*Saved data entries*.

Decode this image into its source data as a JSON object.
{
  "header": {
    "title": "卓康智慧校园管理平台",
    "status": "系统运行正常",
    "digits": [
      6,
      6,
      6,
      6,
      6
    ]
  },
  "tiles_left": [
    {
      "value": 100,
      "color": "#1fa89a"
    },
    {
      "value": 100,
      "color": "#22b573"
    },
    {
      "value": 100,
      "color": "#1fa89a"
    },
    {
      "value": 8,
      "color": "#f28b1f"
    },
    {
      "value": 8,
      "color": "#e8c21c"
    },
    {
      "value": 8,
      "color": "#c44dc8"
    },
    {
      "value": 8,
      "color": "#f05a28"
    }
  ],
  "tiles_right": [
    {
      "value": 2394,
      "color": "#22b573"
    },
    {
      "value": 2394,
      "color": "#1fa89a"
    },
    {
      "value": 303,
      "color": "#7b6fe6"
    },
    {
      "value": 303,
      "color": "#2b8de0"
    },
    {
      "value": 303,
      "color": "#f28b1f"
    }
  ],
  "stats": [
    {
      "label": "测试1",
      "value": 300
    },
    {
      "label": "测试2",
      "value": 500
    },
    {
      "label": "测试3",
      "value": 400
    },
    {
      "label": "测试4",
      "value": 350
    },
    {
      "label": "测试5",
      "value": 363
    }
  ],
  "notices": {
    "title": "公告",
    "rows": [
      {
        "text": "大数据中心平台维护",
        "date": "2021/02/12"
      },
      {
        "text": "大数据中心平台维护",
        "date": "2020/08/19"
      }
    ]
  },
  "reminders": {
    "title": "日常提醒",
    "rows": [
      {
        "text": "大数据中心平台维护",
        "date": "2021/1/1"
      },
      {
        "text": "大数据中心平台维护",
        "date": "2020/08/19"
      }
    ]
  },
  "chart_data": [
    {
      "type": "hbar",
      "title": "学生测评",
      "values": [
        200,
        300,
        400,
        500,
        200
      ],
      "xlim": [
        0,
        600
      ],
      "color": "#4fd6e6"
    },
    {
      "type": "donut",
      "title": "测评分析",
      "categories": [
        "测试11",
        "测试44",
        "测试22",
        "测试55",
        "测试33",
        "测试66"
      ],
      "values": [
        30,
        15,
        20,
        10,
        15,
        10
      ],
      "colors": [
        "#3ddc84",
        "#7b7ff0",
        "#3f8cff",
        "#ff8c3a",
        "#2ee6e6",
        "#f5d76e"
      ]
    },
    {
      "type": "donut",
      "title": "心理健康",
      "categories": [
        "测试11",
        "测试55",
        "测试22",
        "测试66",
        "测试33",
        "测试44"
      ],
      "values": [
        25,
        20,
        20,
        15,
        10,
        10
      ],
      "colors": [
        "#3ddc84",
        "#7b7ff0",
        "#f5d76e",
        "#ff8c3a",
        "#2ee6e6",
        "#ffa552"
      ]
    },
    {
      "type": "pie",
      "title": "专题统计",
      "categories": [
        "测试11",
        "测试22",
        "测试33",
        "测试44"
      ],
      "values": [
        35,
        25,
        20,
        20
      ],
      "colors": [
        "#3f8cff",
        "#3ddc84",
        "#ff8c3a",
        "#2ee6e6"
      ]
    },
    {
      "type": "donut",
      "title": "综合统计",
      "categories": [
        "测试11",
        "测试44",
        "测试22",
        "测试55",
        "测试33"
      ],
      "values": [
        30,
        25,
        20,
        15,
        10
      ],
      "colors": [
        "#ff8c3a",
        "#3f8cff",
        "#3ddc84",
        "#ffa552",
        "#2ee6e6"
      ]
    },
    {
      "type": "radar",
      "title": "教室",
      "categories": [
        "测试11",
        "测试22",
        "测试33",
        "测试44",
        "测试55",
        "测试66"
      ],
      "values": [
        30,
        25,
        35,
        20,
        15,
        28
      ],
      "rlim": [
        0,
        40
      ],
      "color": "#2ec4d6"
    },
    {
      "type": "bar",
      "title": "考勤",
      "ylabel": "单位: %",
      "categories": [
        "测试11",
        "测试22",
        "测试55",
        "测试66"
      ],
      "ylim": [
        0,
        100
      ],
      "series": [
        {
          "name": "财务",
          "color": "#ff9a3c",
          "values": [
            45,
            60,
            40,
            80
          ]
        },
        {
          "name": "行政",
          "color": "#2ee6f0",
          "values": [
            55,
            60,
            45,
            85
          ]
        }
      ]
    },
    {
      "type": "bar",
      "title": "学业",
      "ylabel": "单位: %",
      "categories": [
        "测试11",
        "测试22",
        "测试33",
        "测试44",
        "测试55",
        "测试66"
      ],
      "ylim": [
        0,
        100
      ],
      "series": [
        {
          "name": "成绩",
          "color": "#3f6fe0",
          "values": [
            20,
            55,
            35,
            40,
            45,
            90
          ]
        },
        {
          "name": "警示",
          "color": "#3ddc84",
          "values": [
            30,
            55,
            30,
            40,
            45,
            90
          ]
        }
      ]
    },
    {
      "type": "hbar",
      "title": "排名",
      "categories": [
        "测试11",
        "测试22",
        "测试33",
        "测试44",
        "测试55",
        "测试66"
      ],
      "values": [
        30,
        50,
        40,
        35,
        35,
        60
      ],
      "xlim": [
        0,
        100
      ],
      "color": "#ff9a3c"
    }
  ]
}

*PROBLEM*. Copy out the whole listing exactly as written.

*THE COMPLETED TASK*.
Decode this image into its source data as a JSON object.
{
  "header": {
    "title": "卓康智慧校园管理平台",
    "status": "系统运行正常",
    "digits": [
      6,
      6,
      6,
      6,
      6
    ]
  },
  "tiles_left": [
    {
      "value": 100,
      "color": "#1fa89a"
    },
    {
      "value": 100,
      "color": "#22b573"
    },
    {
      "value": 100,
      "color": "#1fa89a"
    },
    {
      "value": 8,
      "color": "#f28b1f"
    },
    {
      "value": 8,
      "color": "#e8c21c"
    },
    {
      "value": 8,
      "color": "#c44dc8"
    },
    {
      "value": 8,
      "color": "#f05a28"
    }
  ],
  "tiles_right": [
    {
      "value": 2394,
      "color": "#22b573"
    },
    {
      "value": 2394,
      "color": "#1fa89a"
    },
    {
      "value": 303,
      "color": "#7b6fe6"
    },
    {
      "value": 303,
      "color": "#2b8de0"
    },
    {
      "value": 303,
      "color": "#f28b1f"
    }
  ],
  "stats": [
    {
      "label": "测试1",
      "value": 300
    },
    {
      "label": "测试2",
      "value": 500
    },
    {
      "label": "测试3",
      "value": 400
    },
    {
      "label": "测试4",
      "value": 350
    },
    {
      "label": "测试5",
      "value": 363
    }
  ],
  "notices": {
    "title": "公告",
    "rows": [
      {
        "text": "大数据中心平台维护",
        "date": "2021/02/12"
      },
      {
        "text": "大数据中心平台维护",
        "date": "2020/08/19"
      }
    ]
  },
  "reminders": {
    "title": "日常提醒",
    "rows": [
      {
        "text": "大数据中心平台维护",
        "date": "2021/1/1"
      },
      {
        "text": "大数据中心平台维护",
        "date": "2020/08/19"
      }
    ]
  },
  "chart_data": [
    {
      "type": "hbar",
      "title": "学生测评",
      "values": [
        200,
        300,
        400,
        500,
        200
      ],
      "xlim": [
        0,
        600
      ],
      "color": "#4fd6e6"
    },
    {
      "type": "donut",
      "title": "测评分析",
      "categories": [
        "测试11",
        "测试44",
        "测试22",
        "测试55",
        "测试33",
        "测试66"
      ],
      "values": [
        30,
        15,
        20,
        10,
        15,
        10
      ],
      "colors": [
        "#3ddc84",
        "#7b7ff0",
        "#3f8cff",
        "#ff8c3a",
        "#2ee6e6",
        "#f5d76e"
      ]
    },
    {
      "type": "donut",
      "title": "心理健康",
      "categories": [
        "测试11",
        "测试55",
        "测试22",
        "测试66",
        "测试33",
        "测试44"
      ],
      "values": [
        25,
        20,
        20,
        15,
        10,
        10
      ],
      "colors": [
        "#3ddc84",
        "#7b7ff0",
        "#f5d76e",
        "#ff8c3a",
        "#2ee6e6",
        "#ffa552"
      ]
    },
    {
      "type": "pie",
      "title": "专题统计",
      "categories": [
        "测试11",
        "测试22",
        "测试33",
        "测试44"
      ],
      "values": [
        35,
        25,
        20,
        20
      ],
      "colors": [
        "#3f8cff",
        "#3ddc84",
        "#ff8c3a",
        "#2ee6e6"
      ]
    },
    {
      "type": "donut",
      "title": "综合统计",
      "categories": [
        "测试11",
        "测试44",
        "测试22",
        "测试55",
        "测试33"
      ],
      "values": [
        30,
        25,
        20,
        15,
        10
      ],
      "colors": [
        "#ff8c3a",
        "#3f8cff",
        "#3ddc84",
        "#ffa552",
        "#2ee6e6"
      ]
    },
    {
      "type": "radar",
      "title": "教室",
      "categories": [
        "测试11",
        "测试22",
        "测试33",
        "测试44",
        "测试55",
        "测试66"
      ],
      "values": [
        30,
        25,
        35,
        20,
        15,
        28
      ],
      "rlim": [
        0,
        40
      ],
      "color": "#2ec4d6"
    },
    {
      "type": "bar",
      "title": "考勤",
      "ylabel": "单位: %",
      "categories": [
        "测试11",
        "测试22",
        "测试55",
        "测试66"
      ],
      "ylim": [
        0,
        100
      ],
      "series": [
        {
          "name": "财务",
          "color": "#ff9a3c",
          "values": [
            45,
            60,
            40,
            80
          ]
        },
        {
          "name": "行政",
          "color": "#2ee6f0",
          "values": [
            55,
            60,
            45,
            85
          ]
        }
      ]
    },
    {
      "type": "bar",
      "title": "学业",
      "ylabel": "单位: %",
      "categories": [
        "测试11",
        "测试22",
        "测试33",
        "测试44",
        "测试55",
        "测试66"
      ],
      "ylim": [
        0,
        100
      ],
      "series": [
        {
          "name": "成绩",
          "color": "#3f6fe0",
          "values": [
            20,
            55,
            35,
            40,
            45,
            90
          ]
        },
        {
          "name": "警示",
          "color": "#3ddc84",
          "values": [
            30,
            55,
            30,
            40,
            45,
            90
          ]
        }
      ]
    },
    {
      "type": "hbar",
      "title": "排名",
      "categories": [
        "测试11",
        "测试22",
        "测试33",
        "测试44",
        "测试55",
        "测试66"
      ],
      "values": [
        30,
        50,
        40,
        35,
        35,
        60
      ],
      "xlim": [
        0,
        100
      ],
      "color": "#ff9a3c"
    }
  ]
}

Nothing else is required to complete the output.